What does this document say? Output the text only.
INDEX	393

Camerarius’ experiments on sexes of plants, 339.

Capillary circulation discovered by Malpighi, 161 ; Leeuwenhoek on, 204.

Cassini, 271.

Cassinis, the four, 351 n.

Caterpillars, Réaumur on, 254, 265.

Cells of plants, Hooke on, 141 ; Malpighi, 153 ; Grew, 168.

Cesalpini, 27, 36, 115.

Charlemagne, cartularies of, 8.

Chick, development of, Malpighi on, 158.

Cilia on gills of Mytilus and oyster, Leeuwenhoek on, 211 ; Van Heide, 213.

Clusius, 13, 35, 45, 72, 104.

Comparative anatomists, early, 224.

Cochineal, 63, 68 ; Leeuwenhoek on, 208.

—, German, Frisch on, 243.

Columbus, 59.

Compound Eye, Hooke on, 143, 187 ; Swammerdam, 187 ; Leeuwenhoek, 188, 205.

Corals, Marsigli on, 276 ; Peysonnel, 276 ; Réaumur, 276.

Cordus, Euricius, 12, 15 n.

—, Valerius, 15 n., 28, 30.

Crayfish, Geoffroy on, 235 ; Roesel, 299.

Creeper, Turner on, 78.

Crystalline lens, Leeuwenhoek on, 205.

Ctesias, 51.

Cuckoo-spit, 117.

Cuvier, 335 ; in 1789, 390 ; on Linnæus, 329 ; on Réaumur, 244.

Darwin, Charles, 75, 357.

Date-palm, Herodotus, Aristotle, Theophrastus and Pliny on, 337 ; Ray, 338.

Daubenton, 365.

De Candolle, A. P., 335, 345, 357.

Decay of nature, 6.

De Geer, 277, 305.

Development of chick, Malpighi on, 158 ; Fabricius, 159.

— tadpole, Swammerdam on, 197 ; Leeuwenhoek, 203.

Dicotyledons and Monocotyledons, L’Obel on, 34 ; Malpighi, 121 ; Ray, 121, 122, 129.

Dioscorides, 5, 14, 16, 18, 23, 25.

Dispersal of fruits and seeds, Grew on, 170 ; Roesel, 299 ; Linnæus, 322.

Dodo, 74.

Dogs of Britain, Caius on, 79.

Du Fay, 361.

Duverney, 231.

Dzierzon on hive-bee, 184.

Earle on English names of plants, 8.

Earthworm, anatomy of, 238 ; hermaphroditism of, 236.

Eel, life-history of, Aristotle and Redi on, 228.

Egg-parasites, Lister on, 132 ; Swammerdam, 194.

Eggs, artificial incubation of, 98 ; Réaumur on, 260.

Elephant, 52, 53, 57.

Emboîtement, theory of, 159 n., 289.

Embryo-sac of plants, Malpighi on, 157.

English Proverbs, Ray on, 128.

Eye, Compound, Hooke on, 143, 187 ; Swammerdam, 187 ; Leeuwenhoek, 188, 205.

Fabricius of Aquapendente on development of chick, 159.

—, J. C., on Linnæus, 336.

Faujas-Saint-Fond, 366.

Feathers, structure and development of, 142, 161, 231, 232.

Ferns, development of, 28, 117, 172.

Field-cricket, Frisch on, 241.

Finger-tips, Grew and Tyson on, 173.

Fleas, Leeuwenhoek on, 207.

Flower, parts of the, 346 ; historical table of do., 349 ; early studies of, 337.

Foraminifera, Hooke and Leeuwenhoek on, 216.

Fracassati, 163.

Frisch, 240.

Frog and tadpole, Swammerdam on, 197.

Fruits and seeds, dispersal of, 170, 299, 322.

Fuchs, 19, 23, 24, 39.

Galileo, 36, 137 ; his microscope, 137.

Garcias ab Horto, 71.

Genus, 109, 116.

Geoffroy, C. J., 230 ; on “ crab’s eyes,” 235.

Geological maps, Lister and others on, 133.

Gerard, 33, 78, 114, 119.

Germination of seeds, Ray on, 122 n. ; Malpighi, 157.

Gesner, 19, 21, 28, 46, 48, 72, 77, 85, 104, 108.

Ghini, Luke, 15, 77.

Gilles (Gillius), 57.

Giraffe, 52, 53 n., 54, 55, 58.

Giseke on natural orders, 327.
···
## What to work on
Above are the records; copy every line in them that holds the word "Malpighi".

## Finished exercise
Capillary circulation discovered by Malpighi, 161 ; Leeuwenhoek on, 204.
Cells of plants, Hooke on, 141 ; Malpighi, 153 ; Grew, 168.
Chick, development of, Malpighi on, 158.
Development of chick, Malpighi on, 158 ; Fabricius, 159.
Dicotyledons and Monocotyledons, L’Obel on, 34 ; Malpighi, 121 ; Ray, 121, 122, 129.
Embryo-sac of plants, Malpighi on, 157.
Germination of seeds, Ray on, 122 n. ; Malpighi, 157.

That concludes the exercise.